## Page text

++++++++++++++++++++

Timeouts never come along when you want them!

@rcomer rcomer closed this Feb 5, 2026
@rcomer rcomer reopened this Feb 5, 2026
@rcomer
Copy link
Member Author

rcomer commented Feb 5, 2026

Here we have a timeout for test_font_manager.py::test_fontcache_thread_safe . If I am correct that the tests report in the order that they complete then gw1 was running test_streamplot.py::test_integration_options[png] while gw0 was timing out on test_font_manager.py::test_fontcache_thread_safe .
https://dev.azure.com/matplotlib/matplotlib/_build/results?buildId=47001&view=logs&j=0e51c8a9-4119-5244-b946-ee585b1b50f1&t=e90dd38b-859f-5d2f-90bb-85e3d7473c7a&l=16349

That test is relatively new so could fit with when we started to see CI timeouts.

@rcomer
Copy link
Member Author

rcomer commented Feb 5, 2026

Very aware that I may be clutching at straws / on a wild goose chase / insert idiom of choice here.

@story645
Copy link
Member

story645 commented Feb 5, 2026

Is there a way we could trigger verbose output via commit message? Basically I know this is a draft, but would it be useful to have a permanent flavor of this PR?

@rcomer
Copy link
Member Author

rcomer commented Feb 5, 2026

At this point I don't even know if any of this is useful! 🫣

@timhoffm
Copy link
Member

timhoffm commented Feb 5, 2026

Is there a way we could trigger verbose output via commit message?

++++++++++++++++++++

Labeled region entries

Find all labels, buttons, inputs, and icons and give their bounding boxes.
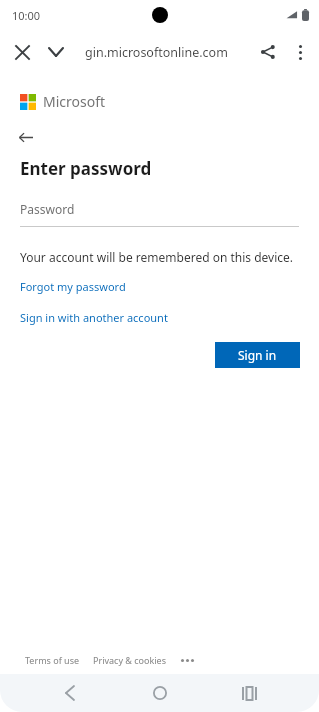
button[interactable]: More bbox=[178, 651, 196, 669]
button[interactable]: Terms of use bbox=[25, 654, 80, 666]
button[interactable]: Back bbox=[50, 674, 90, 712]
button[interactable]: Password bbox=[20, 201, 299, 227]
staticText: Enter password bbox=[20, 157, 152, 180]
staticText: Terms of use bbox=[25, 654, 80, 666]
button[interactable]: Privacy & cookies bbox=[93, 654, 167, 666]
button[interactable]: Back bbox=[13, 124, 39, 150]
staticText: 10:00 bbox=[12, 8, 41, 23]
staticText: Sign in bbox=[238, 347, 277, 363]
button[interactable]: Sign in with another account bbox=[20, 310, 168, 325]
button[interactable]: Sign in bbox=[215, 342, 300, 368]
staticText: Privacy & cookies bbox=[93, 654, 167, 666]
button[interactable]: Forgot my password bbox=[20, 279, 126, 294]
button[interactable]: Home bbox=[140, 674, 180, 712]
button[interactable]: Menu bbox=[285, 37, 315, 67]
staticText: Forgot my password bbox=[20, 279, 126, 294]
button[interactable]: Recent apps bbox=[229, 674, 269, 712]
staticText: Password bbox=[20, 201, 75, 217]
staticText: gin.microsoftonline.com bbox=[85, 44, 228, 61]
staticText: Your account will be remembered on this … bbox=[20, 249, 294, 265]
button[interactable]: Expand bbox=[42, 38, 70, 66]
button[interactable]: Share bbox=[253, 37, 283, 67]
staticText: Sign in with another account bbox=[20, 310, 168, 325]
button[interactable]: Close bbox=[8, 38, 36, 66]
staticText: Microsoft bbox=[43, 92, 106, 111]
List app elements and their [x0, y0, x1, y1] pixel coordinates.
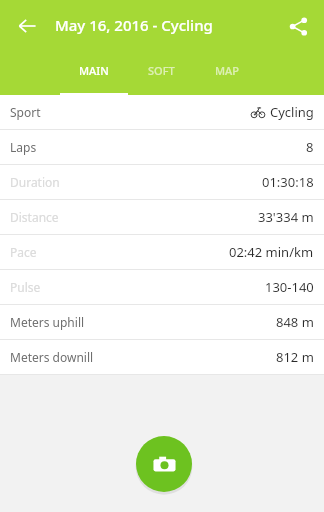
button[interactable]: Sport: [0, 95, 324, 129]
staticText: Sport: [10, 104, 41, 120]
button[interactable]: Meters downill: [0, 340, 324, 374]
staticText: 02:42 min/km: [229, 243, 314, 261]
staticText: 130-140: [265, 278, 314, 296]
button[interactable]: Share: [278, 6, 318, 46]
button[interactable]: Duration: [0, 165, 324, 199]
button[interactable]: Take photo: [136, 436, 192, 492]
staticText: Laps: [10, 139, 37, 155]
button[interactable]: Back: [7, 6, 47, 46]
staticText: 33'334 m: [258, 208, 314, 226]
staticText: 01:30:18: [262, 173, 314, 191]
staticText: MAP: [215, 63, 240, 78]
staticText: Duration: [10, 174, 60, 190]
staticText: MAIN: [79, 63, 109, 78]
button[interactable]: MAP: [194, 52, 260, 95]
button[interactable]: Pace: [0, 235, 324, 269]
staticText: SOFT: [148, 63, 175, 78]
button[interactable]: MAIN: [60, 52, 128, 95]
staticText: Meters downill: [10, 349, 94, 365]
staticText: Distance: [10, 209, 59, 225]
button[interactable]: SOFT: [128, 52, 194, 95]
staticText: Pace: [10, 244, 37, 260]
button[interactable]: Distance: [0, 200, 324, 234]
button[interactable]: Pulse: [0, 270, 324, 304]
staticText: May 16, 2016 - Cycling: [55, 15, 213, 35]
staticText: Meters uphill: [10, 314, 85, 330]
button[interactable]: Meters uphill: [0, 305, 324, 339]
staticText: Pulse: [10, 279, 41, 295]
staticText: 8: [306, 138, 314, 156]
staticText: Cycling: [270, 103, 314, 121]
button[interactable]: Laps: [0, 130, 324, 164]
staticText: 848 m: [276, 313, 314, 331]
staticText: 812 m: [276, 348, 314, 366]
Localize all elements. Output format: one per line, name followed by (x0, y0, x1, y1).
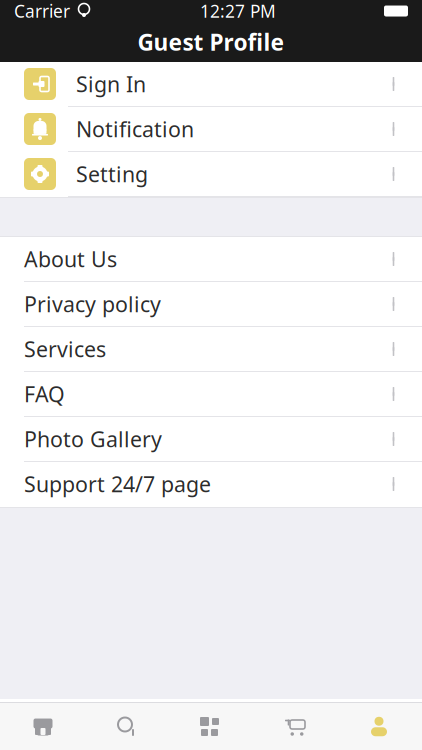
button[interactable]: Categories (169, 702, 253, 750)
button[interactable]: Notification (0, 107, 422, 152)
staticText: FAQ (24, 380, 65, 408)
staticText: Carrier (14, 0, 70, 22)
staticText: Guest Profile (138, 27, 284, 57)
staticText: Notification (76, 115, 194, 143)
button[interactable]: Setting (0, 152, 422, 197)
staticText: Support 24/7 page (24, 470, 211, 498)
staticText: Privacy policy (24, 290, 161, 318)
staticText: Services (24, 335, 106, 363)
button[interactable]: Photo Gallery (0, 417, 422, 462)
button[interactable]: Home (1, 702, 85, 750)
button[interactable]: Support 24/7 page (0, 462, 422, 507)
button[interactable]: Sign In (0, 62, 422, 107)
staticText: Sign In (76, 70, 146, 98)
button[interactable]: About Us (0, 237, 422, 282)
button[interactable]: Privacy policy (0, 282, 422, 327)
button[interactable]: Search (85, 702, 169, 750)
button[interactable]: Services (0, 327, 422, 372)
button[interactable]: Cart (253, 702, 337, 750)
staticText: About Us (24, 245, 117, 273)
staticText: Photo Gallery (24, 425, 162, 453)
button[interactable]: FAQ (0, 372, 422, 417)
staticText: 12:27 PM (200, 0, 276, 22)
staticText: Setting (76, 160, 148, 188)
button[interactable]: Profile (337, 702, 421, 750)
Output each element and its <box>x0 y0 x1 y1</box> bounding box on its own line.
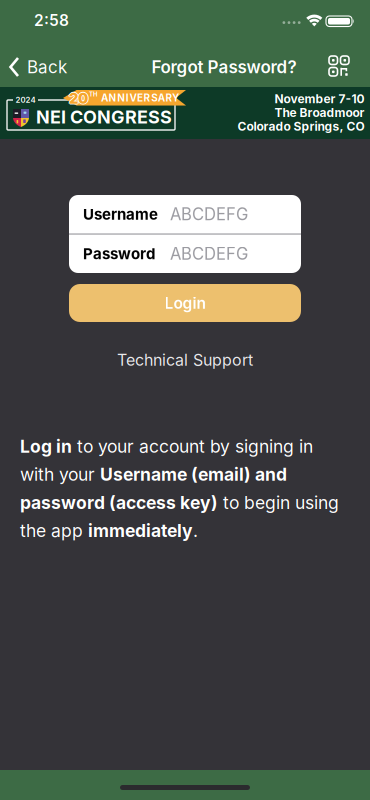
button[interactable]: Username <box>69 195 301 234</box>
staticText: NEI CONGRESS <box>36 106 172 128</box>
button[interactable]: Login <box>69 284 301 322</box>
staticText: 20 <box>70 90 89 107</box>
staticText: password (access key) to begin using <box>20 492 339 513</box>
staticText: Technical Support <box>117 350 253 370</box>
button[interactable]: Technical Support <box>0 350 370 370</box>
button[interactable]: Password <box>69 234 301 273</box>
staticText: 20 <box>69 89 88 106</box>
staticText: with your Username (email) and <box>20 464 287 485</box>
staticText: the app immediately. <box>20 520 198 541</box>
staticText: ABCDEFG <box>170 244 248 264</box>
button[interactable]: Back <box>0 47 71 87</box>
button[interactable]: Scan QR Code <box>324 51 354 81</box>
staticText: 20 <box>69 90 88 107</box>
staticText: 20 <box>69 90 88 108</box>
staticText: ANNIVERSARY <box>101 92 179 104</box>
staticText: 2:58 <box>34 11 69 30</box>
staticText: Forgot Password? <box>152 57 296 77</box>
staticText: TH <box>89 91 97 98</box>
staticText: Username <box>83 205 158 223</box>
staticText: 20 <box>68 90 87 107</box>
staticText: 2024 <box>16 95 36 105</box>
staticText: Login <box>164 294 206 312</box>
staticText: November 7-10 The Broadmoor Colorado Spr… <box>237 92 364 133</box>
staticText: Back <box>27 57 67 77</box>
staticText: ABCDEFG <box>170 204 248 224</box>
staticText: Log in to your account by signing in <box>20 436 313 457</box>
staticText: Password <box>83 245 155 263</box>
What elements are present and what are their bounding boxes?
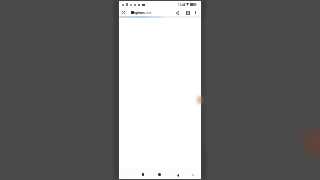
button[interactable]: Close xyxy=(120,9,127,16)
staticText: nytimes xyxy=(134,11,145,15)
staticText: nytimes xyxy=(134,11,145,15)
button[interactable]: Recent apps xyxy=(190,172,195,177)
button[interactable]: Switch tabs xyxy=(184,9,191,16)
button[interactable]: Assistant xyxy=(140,172,145,177)
button[interactable]: Back xyxy=(175,173,180,178)
button[interactable]: Home xyxy=(157,172,162,177)
staticText: 12:34 xyxy=(178,3,186,7)
button[interactable]: More options xyxy=(192,9,199,16)
staticText: .com xyxy=(145,11,152,15)
button[interactable]: Share xyxy=(174,9,181,16)
staticText: 12:34 xyxy=(178,3,186,7)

++++++++++++++++++++

## Directions for this task
Resume the discussion thread about CI test timeouts, picking up after its final line. You can do without the entries.

## Output for this task
What‘s the purpose? Either we want to generally collect information, in which case we just switch on verbose on main. Or we only want to do targeted experiments, in which case a branch in a PR is sufficient.

@story645
Copy link
Member

story645 commented Feb 5, 2026

What‘s the purpose?

For the reason I think Ruth opened this PR? Something is going wonky and it seems CI specific and it'd be helpful to have the verbose output specifically here for debugging the one thing.

@timhoffm
Copy link
Member

timhoffm commented Feb 6, 2026

Ye but what do you need the „trigger from commit message“ for? We can configure this once and commit it. Either here if we want to limit changes to a specific experimental environment, or on main if we want to generally collect data.

@story645
Copy link
Member

story645 commented Feb 6, 2026

Either here if we want to limit changes to a specific experimental environment

I don't know what you mean by this

on main if we want to generally collect data.

I'm guessing we don't want this all the time, only when a PR is breaking in ways where the short messages are unhelpful.

@timhoffm timhoffm changed the title CI: make tests verbose Debugging timeouts: make tests verbose in CI Feb 6, 2026
@timhoffm
Copy link
Member

timhoffm commented Feb 6, 2026

Ah, I think I understand our mutual misunderstanding: I'm focussed on the flaky timeout issue (where toggling verbosity does not help). You are discussing whether toggling verbosity would be a generally desirable debugging tool.

Let's move that discussion out and focus here on the timeouts. You are welcome to open an issue for the general solution if you are interested.

@timhoffm
Copy link
Member

timhoffm commented Feb 6, 2026

@rcomer I believe your ideas and approach is valuable. Obviously, removing that single test didn't cut it.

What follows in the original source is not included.